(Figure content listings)

>>

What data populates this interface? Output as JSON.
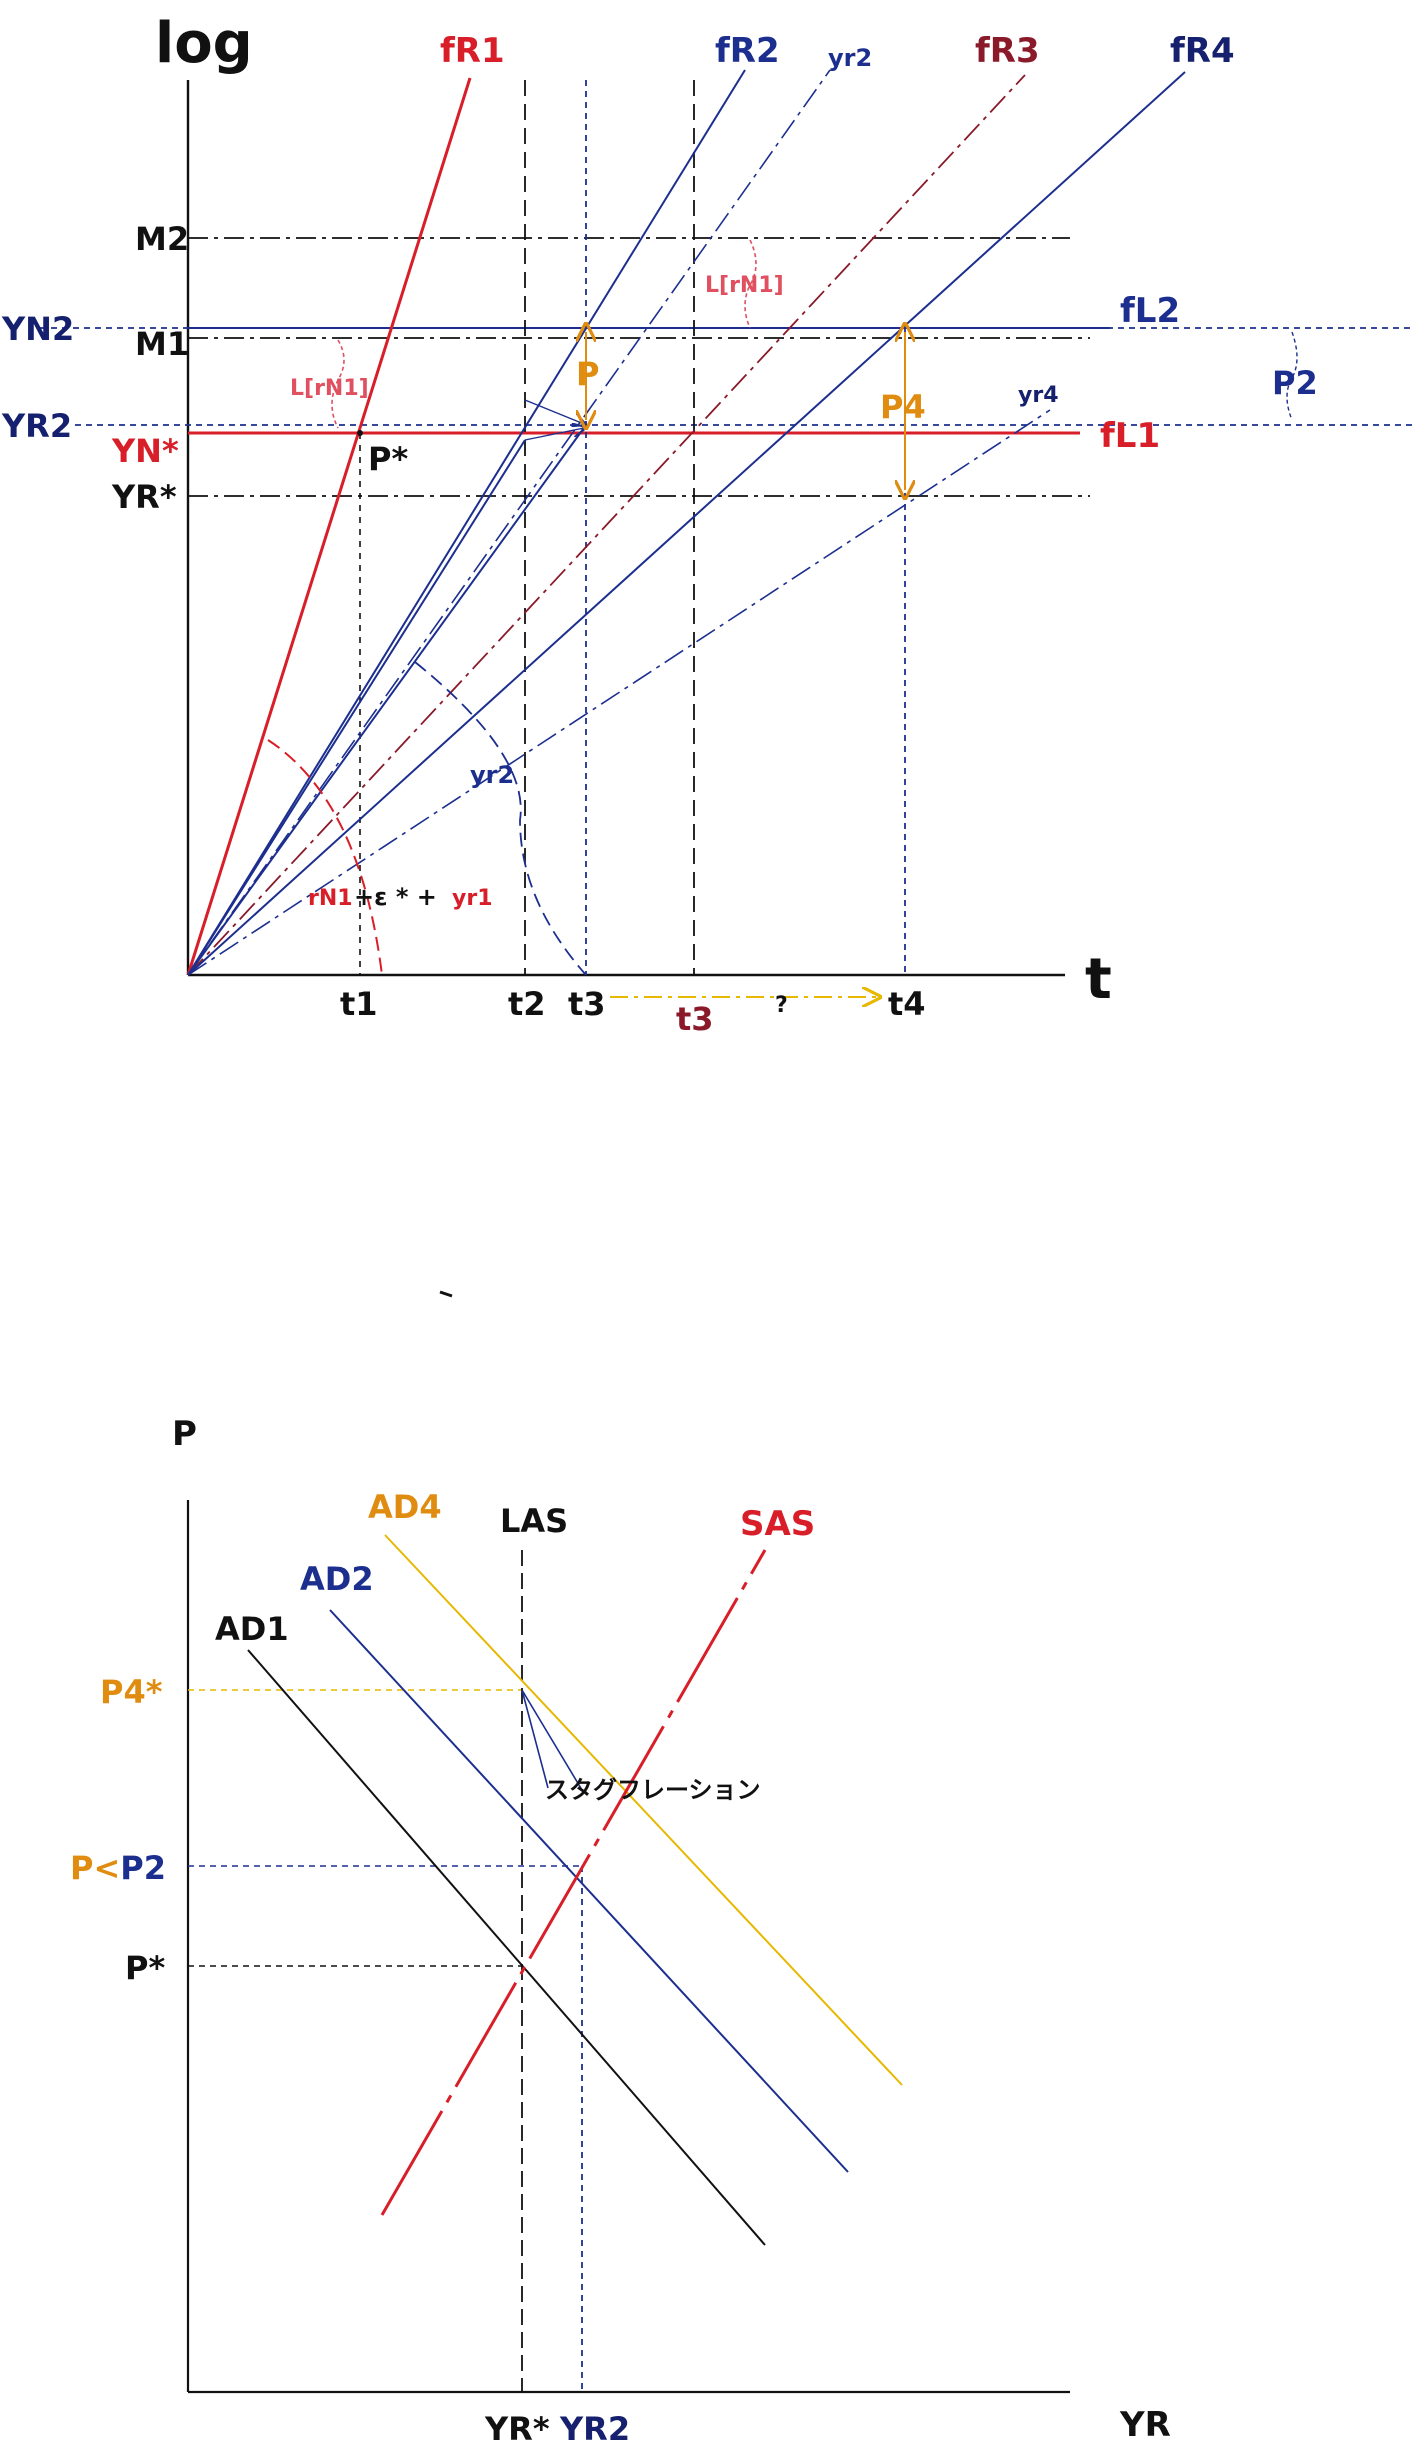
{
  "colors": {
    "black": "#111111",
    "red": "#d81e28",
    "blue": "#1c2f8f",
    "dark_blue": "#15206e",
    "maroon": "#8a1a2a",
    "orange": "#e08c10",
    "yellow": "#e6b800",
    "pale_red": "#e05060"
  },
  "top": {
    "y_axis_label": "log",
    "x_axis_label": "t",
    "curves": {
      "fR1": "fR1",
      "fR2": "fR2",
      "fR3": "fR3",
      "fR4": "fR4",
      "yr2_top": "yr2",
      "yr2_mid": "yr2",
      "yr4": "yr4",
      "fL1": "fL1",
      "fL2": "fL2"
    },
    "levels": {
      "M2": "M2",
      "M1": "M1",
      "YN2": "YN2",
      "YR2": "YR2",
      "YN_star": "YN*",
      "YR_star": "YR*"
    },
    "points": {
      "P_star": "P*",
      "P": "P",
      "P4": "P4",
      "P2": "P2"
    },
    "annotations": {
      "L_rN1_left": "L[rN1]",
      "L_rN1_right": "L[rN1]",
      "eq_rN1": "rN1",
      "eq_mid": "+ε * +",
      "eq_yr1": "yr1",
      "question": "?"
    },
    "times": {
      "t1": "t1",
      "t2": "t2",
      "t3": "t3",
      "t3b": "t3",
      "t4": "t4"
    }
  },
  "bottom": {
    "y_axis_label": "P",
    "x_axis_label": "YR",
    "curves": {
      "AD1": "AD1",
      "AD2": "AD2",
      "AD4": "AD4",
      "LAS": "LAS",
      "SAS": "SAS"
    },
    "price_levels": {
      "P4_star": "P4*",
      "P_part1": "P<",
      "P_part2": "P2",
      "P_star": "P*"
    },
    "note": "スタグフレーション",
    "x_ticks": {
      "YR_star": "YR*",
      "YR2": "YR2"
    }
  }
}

<<

== Task goal ==
Keep the pictures out and write out the records exactly.

== Right answer ==
What data populates this interface? Output as JSON.
{
  "colors": {
    "black": "#111111",
    "red": "#d81e28",
    "blue": "#1c2f8f",
    "dark_blue": "#15206e",
    "maroon": "#8a1a2a",
    "orange": "#e08c10",
    "yellow": "#e6b800",
    "pale_red": "#e05060"
  },
  "top": {
    "y_axis_label": "log",
    "x_axis_label": "t",
    "curves": {
      "fR1": "fR1",
      "fR2": "fR2",
      "fR3": "fR3",
      "fR4": "fR4",
      "yr2_top": "yr2",
      "yr2_mid": "yr2",
      "yr4": "yr4",
      "fL1": "fL1",
      "fL2": "fL2"
    },
    "levels": {
      "M2": "M2",
      "M1": "M1",
      "YN2": "YN2",
      "YR2": "YR2",
      "YN_star": "YN*",
      "YR_star": "YR*"
    },
    "points": {
      "P_star": "P*",
      "P": "P",
      "P4": "P4",
      "P2": "P2"
    },
    "annotations": {
      "L_rN1_left": "L[rN1]",
      "L_rN1_right": "L[rN1]",
      "eq_rN1": "rN1",
      "eq_mid": "+ε * +",
      "eq_yr1": "yr1",
      "question": "?"
    },
    "times": {
      "t1": "t1",
      "t2": "t2",
      "t3": "t3",
      "t3b": "t3",
      "t4": "t4"
    }
  },
  "bottom": {
    "y_axis_label": "P",
    "x_axis_label": "YR",
    "curves": {
      "AD1": "AD1",
      "AD2": "AD2",
      "AD4": "AD4",
      "LAS": "LAS",
      "SAS": "SAS"
    },
    "price_levels": {
      "P4_star": "P4*",
      "P_part1": "P<",
      "P_part2": "P2",
      "P_star": "P*"
    },
    "note": "スタグフレーション",
    "x_ticks": {
      "YR_star": "YR*",
      "YR2": "YR2"
    }
  }
}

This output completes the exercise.